***** TASK MATERIAL
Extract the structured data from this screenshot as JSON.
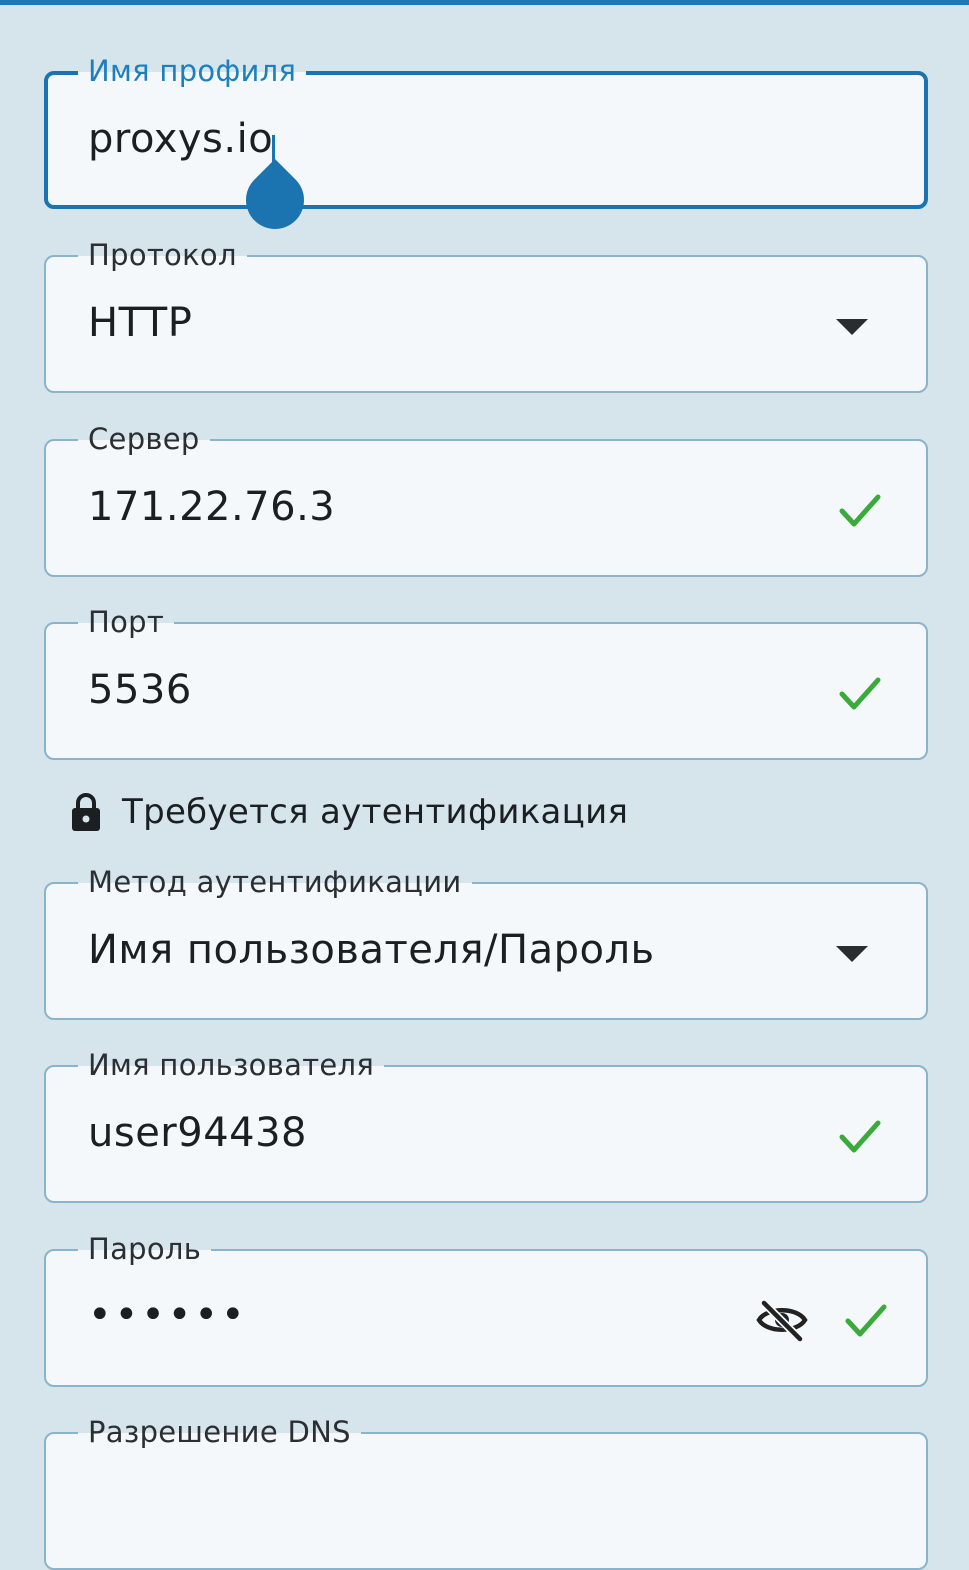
{
  "profile_name": {
    "label": "Имя профиля",
    "value": "proxys.io"
  },
  "protocol": {
    "label": "Протокол",
    "value": "HTTP",
    "icon": "dropdown-arrow-icon"
  },
  "server": {
    "label": "Сервер",
    "value": "171.22.76.3",
    "icon": "check-icon"
  },
  "port": {
    "label": "Порт",
    "value": "5536",
    "icon": "check-icon"
  },
  "auth_required": {
    "text": "Требуется аутентификация",
    "icon": "lock-icon"
  },
  "auth_method": {
    "label": "Метод аутентификации",
    "value": "Имя пользователя/Пароль",
    "icon": "dropdown-arrow-icon"
  },
  "username": {
    "label": "Имя пользователя",
    "value": "user94438",
    "icon": "check-icon"
  },
  "password": {
    "label": "Пароль",
    "value": "••••••",
    "icons": [
      "eye-off-icon",
      "check-icon"
    ]
  },
  "dns": {
    "label": "Разрешение DNS"
  },
  "colors": {
    "accent": "#1b74b0",
    "valid": "#3aaa3a",
    "background": "#d6e4ec",
    "field": "#f4f8fb"
  }
}
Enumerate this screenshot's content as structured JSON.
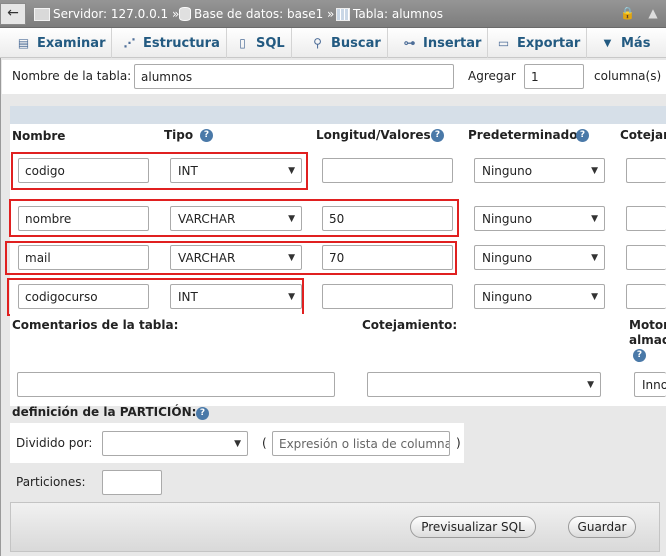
{
  "topbar": {
    "back_label": "←",
    "server": "Servidor: 127.0.0.1 »",
    "database": "Base de datos: base1 »",
    "table": "Tabla: alumnos"
  },
  "tabs": [
    {
      "label": "Examinar",
      "icon": "browse-icon"
    },
    {
      "label": "Estructura",
      "icon": "structure-icon"
    },
    {
      "label": "SQL",
      "icon": "sql-icon"
    },
    {
      "label": "Buscar",
      "icon": "search-icon"
    },
    {
      "label": "Insertar",
      "icon": "insert-icon"
    },
    {
      "label": "Exportar",
      "icon": "export-icon"
    },
    {
      "label": "Más",
      "icon": "caret-down-icon"
    }
  ],
  "table_name_row": {
    "label": "Nombre de la tabla:",
    "value": "alumnos",
    "add_label": "Agregar",
    "add_count": "1",
    "columns_label": "columna(s)"
  },
  "headers": {
    "name": "Nombre",
    "type": "Tipo",
    "length": "Longitud/Valores",
    "default": "Predeterminado",
    "collation": "Cotejam"
  },
  "columns": [
    {
      "name": "codigo",
      "type": "INT",
      "length": "",
      "default": "Ninguno"
    },
    {
      "name": "nombre",
      "type": "VARCHAR",
      "length": "50",
      "default": "Ninguno"
    },
    {
      "name": "mail",
      "type": "VARCHAR",
      "length": "70",
      "default": "Ninguno"
    },
    {
      "name": "codigocurso",
      "type": "INT",
      "length": "",
      "default": "Ninguno"
    }
  ],
  "table_options": {
    "comments_label": "Comentarios de la tabla:",
    "collation_label": "Cotejamiento:",
    "engine_label_1": "Motor",
    "engine_label_2": "almac",
    "engine_value": "Inno"
  },
  "partition": {
    "title": "definición de la PARTICIÓN:",
    "divided_label": "Dividido por:",
    "paren_open": "(",
    "expr_placeholder": "Expresión o lista de columna",
    "paren_close": ")",
    "partitions_label": "Particiones:"
  },
  "footer": {
    "preview_label": "Previsualizar SQL",
    "save_label": "Guardar"
  },
  "colors": {
    "accent_link": "#235a81",
    "highlight": "#e02020",
    "topbar": "#8a8a8a"
  }
}
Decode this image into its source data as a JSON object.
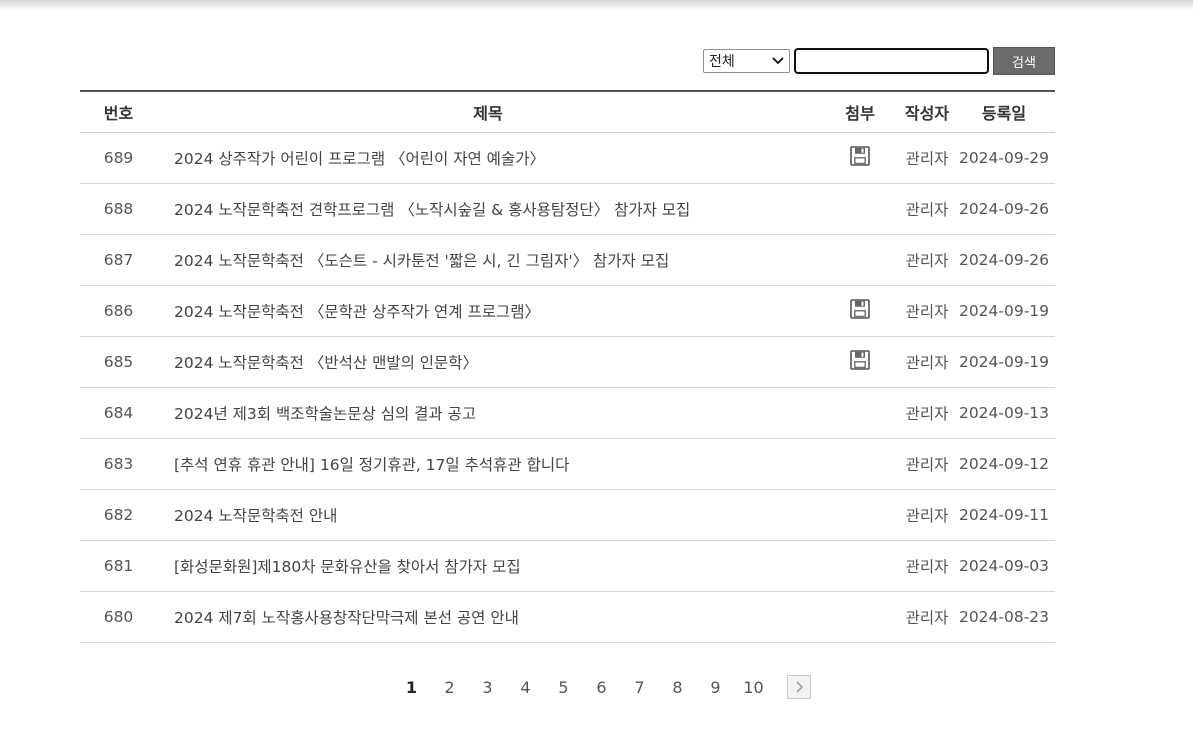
{
  "search": {
    "category_selected": "전체",
    "query_value": "",
    "button_label": "검색"
  },
  "table": {
    "headers": {
      "number": "번호",
      "title": "제목",
      "attachment": "첨부",
      "author": "작성자",
      "date": "등록일"
    },
    "rows": [
      {
        "number": "689",
        "title": "2024 상주작가 어린이 프로그램 〈어린이 자연 예술가〉",
        "attachment": true,
        "author": "관리자",
        "date": "2024-09-29"
      },
      {
        "number": "688",
        "title": "2024 노작문학축전 견학프로그램 〈노작시숲길 & 홍사용탐정단〉 참가자 모집",
        "attachment": false,
        "author": "관리자",
        "date": "2024-09-26"
      },
      {
        "number": "687",
        "title": "2024 노작문학축전 〈도슨트 - 시카툰전 '짧은 시, 긴 그림자'〉 참가자 모집",
        "attachment": false,
        "author": "관리자",
        "date": "2024-09-26"
      },
      {
        "number": "686",
        "title": "2024 노작문학축전 〈문학관 상주작가 연계 프로그램〉",
        "attachment": true,
        "author": "관리자",
        "date": "2024-09-19"
      },
      {
        "number": "685",
        "title": "2024 노작문학축전 〈반석산 맨발의 인문학〉",
        "attachment": true,
        "author": "관리자",
        "date": "2024-09-19"
      },
      {
        "number": "684",
        "title": "2024년 제3회 백조학술논문상 심의 결과 공고",
        "attachment": false,
        "author": "관리자",
        "date": "2024-09-13"
      },
      {
        "number": "683",
        "title": "[추석 연휴 휴관 안내] 16일 정기휴관, 17일 추석휴관 합니다",
        "attachment": false,
        "author": "관리자",
        "date": "2024-09-12"
      },
      {
        "number": "682",
        "title": "2024 노작문학축전 안내",
        "attachment": false,
        "author": "관리자",
        "date": "2024-09-11"
      },
      {
        "number": "681",
        "title": "[화성문화원]제180차 문화유산을 찾아서 참가자 모집",
        "attachment": false,
        "author": "관리자",
        "date": "2024-09-03"
      },
      {
        "number": "680",
        "title": "2024 제7회 노작홍사용창작단막극제 본선 공연 안내",
        "attachment": false,
        "author": "관리자",
        "date": "2024-08-23"
      }
    ]
  },
  "pagination": {
    "current": "1",
    "pages": [
      "1",
      "2",
      "3",
      "4",
      "5",
      "6",
      "7",
      "8",
      "9",
      "10"
    ],
    "next_icon": "chevron-right-icon"
  }
}
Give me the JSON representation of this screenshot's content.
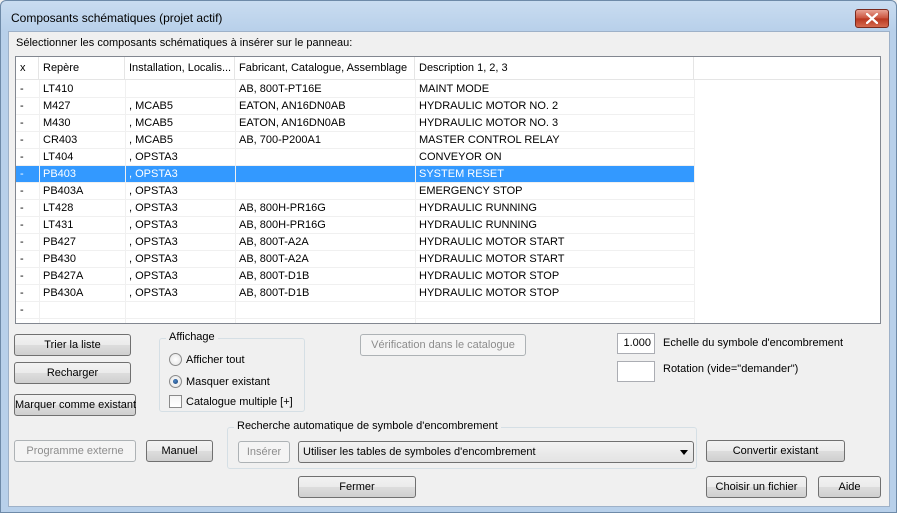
{
  "window": {
    "title": "Composants schématiques (projet actif)"
  },
  "prompt": "Sélectionner les composants schématiques à insérer sur le panneau:",
  "list": {
    "columns": [
      "x",
      "Repère",
      "Installation, Localis...",
      "Fabricant, Catalogue, Assemblage",
      "Description 1, 2, 3"
    ],
    "rows": [
      {
        "x": "-",
        "tag": "LT410",
        "loc": "",
        "mfr": "AB, 800T-PT16E",
        "desc": "MAINT MODE",
        "selected": false
      },
      {
        "x": "-",
        "tag": "M427",
        "loc": ", MCAB5",
        "mfr": "EATON, AN16DN0AB",
        "desc": "HYDRAULIC MOTOR NO. 2",
        "selected": false
      },
      {
        "x": "-",
        "tag": "M430",
        "loc": ", MCAB5",
        "mfr": "EATON, AN16DN0AB",
        "desc": "HYDRAULIC MOTOR NO. 3",
        "selected": false
      },
      {
        "x": "-",
        "tag": "CR403",
        "loc": ", MCAB5",
        "mfr": "AB, 700-P200A1",
        "desc": "MASTER CONTROL RELAY",
        "selected": false
      },
      {
        "x": "-",
        "tag": "LT404",
        "loc": ", OPSTA3",
        "mfr": "",
        "desc": "CONVEYOR ON",
        "selected": false
      },
      {
        "x": "-",
        "tag": "PB403",
        "loc": ", OPSTA3",
        "mfr": "",
        "desc": "SYSTEM RESET",
        "selected": true
      },
      {
        "x": "-",
        "tag": "PB403A",
        "loc": ", OPSTA3",
        "mfr": "",
        "desc": "EMERGENCY STOP",
        "selected": false
      },
      {
        "x": "-",
        "tag": "LT428",
        "loc": ", OPSTA3",
        "mfr": "AB, 800H-PR16G",
        "desc": "HYDRAULIC RUNNING",
        "selected": false
      },
      {
        "x": "-",
        "tag": "LT431",
        "loc": ", OPSTA3",
        "mfr": "AB, 800H-PR16G",
        "desc": "HYDRAULIC RUNNING",
        "selected": false
      },
      {
        "x": "-",
        "tag": "PB427",
        "loc": ", OPSTA3",
        "mfr": "AB, 800T-A2A",
        "desc": "HYDRAULIC MOTOR START",
        "selected": false
      },
      {
        "x": "-",
        "tag": "PB430",
        "loc": ", OPSTA3",
        "mfr": "AB, 800T-A2A",
        "desc": "HYDRAULIC MOTOR START",
        "selected": false
      },
      {
        "x": "-",
        "tag": "PB427A",
        "loc": ", OPSTA3",
        "mfr": "AB, 800T-D1B",
        "desc": "HYDRAULIC MOTOR STOP",
        "selected": false
      },
      {
        "x": "-",
        "tag": "PB430A",
        "loc": ", OPSTA3",
        "mfr": "AB, 800T-D1B",
        "desc": "HYDRAULIC MOTOR STOP",
        "selected": false
      },
      {
        "x": "-",
        "tag": "",
        "loc": "",
        "mfr": "",
        "desc": "",
        "selected": false
      }
    ]
  },
  "buttons": {
    "sort": "Trier la liste",
    "reload": "Recharger",
    "mark_existing": "Marquer comme existant",
    "catalog_check": "Vérification dans le catalogue",
    "external_program": "Programme externe",
    "manual": "Manuel",
    "insert": "Insérer",
    "convert_existing": "Convertir existant",
    "close": "Fermer",
    "choose_file": "Choisir un fichier",
    "help": "Aide"
  },
  "display_group": {
    "title": "Affichage",
    "show_all": "Afficher tout",
    "hide_existing": "Masquer existant",
    "multi_catalog": "Catalogue multiple [+]",
    "selected": "hide_existing",
    "multi_catalog_checked": false
  },
  "scale": {
    "value": "1.000",
    "label": "Echelle du symbole d'encombrement"
  },
  "rotation": {
    "value": "",
    "label": "Rotation (vide=\"demander\")"
  },
  "auto_search": {
    "title": "Recherche automatique de symbole d'encombrement",
    "combo_value": "Utiliser les tables de symboles d'encombrement"
  }
}
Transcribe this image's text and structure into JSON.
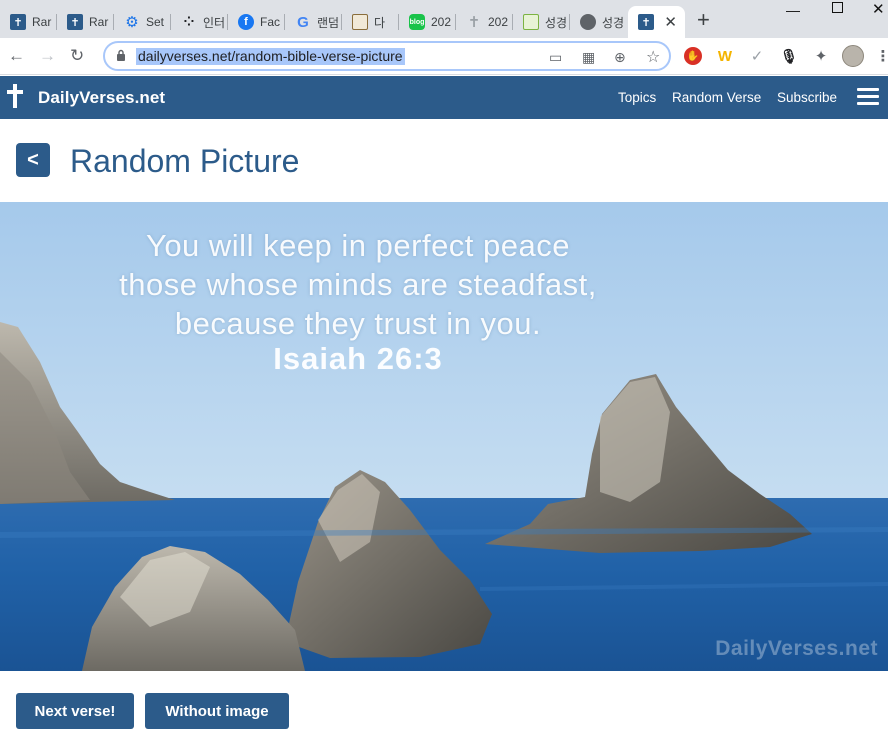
{
  "browser": {
    "tabs": [
      {
        "label": "Rar",
        "icon": "cross-icon",
        "color": "#2c5b8a"
      },
      {
        "label": "Rar",
        "icon": "cross-icon",
        "color": "#2c5b8a"
      },
      {
        "label": "Set",
        "icon": "gear-icon",
        "color": "#1a73e8"
      },
      {
        "label": "인터",
        "icon": "dots-icon",
        "color": "#202124"
      },
      {
        "label": "Fac",
        "icon": "facebook-icon",
        "color": "#1877f2"
      },
      {
        "label": "랜덤",
        "icon": "google-icon",
        "color": "#4285f4"
      },
      {
        "label": "다",
        "icon": "book-icon",
        "color": "#8a6d3b"
      },
      {
        "label": "202",
        "icon": "blog-icon",
        "color": "#19c34a"
      },
      {
        "label": "202",
        "icon": "cross-icon",
        "color": "#9aa0a6"
      },
      {
        "label": "성경",
        "icon": "book-icon",
        "color": "#7cb342"
      },
      {
        "label": "성경",
        "icon": "globe-icon",
        "color": "#5f6368"
      }
    ],
    "active_tab_icon": "cross-icon",
    "url": "dailyverses.net/random-bible-verse-picture"
  },
  "site": {
    "brand": "DailyVerses.net",
    "nav": {
      "topics": "Topics",
      "random_verse": "Random Verse",
      "subscribe": "Subscribe"
    },
    "back_label": "<",
    "title": "Random Picture",
    "verse_lines": [
      "You will keep in perfect peace",
      "those whose minds are steadfast,",
      "because they trust in you."
    ],
    "reference": "Isaiah 26:3",
    "watermark": "DailyVerses.net",
    "buttons": {
      "next": "Next verse!",
      "without_image": "Without image"
    }
  },
  "colors": {
    "brand": "#2c5b8a",
    "tabstrip": "#dee1e6",
    "url_highlight": "#a8c7fa"
  }
}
**********
WHAT IS EXPECTED |
Pull every line holding "date" out of the records.

TASK RESULT |
      "date": "등록일"
        "date": "2024-09-29"
        "date": "2024-09-26"
        "date": "2024-09-26"
        "date": "2024-09-19"
        "date": "2024-09-19"
        "date": "2024-09-13"
        "date": "2024-09-12"
        "date": "2024-09-11"
        "date": "2024-09-03"
        "date": "2024-08-23"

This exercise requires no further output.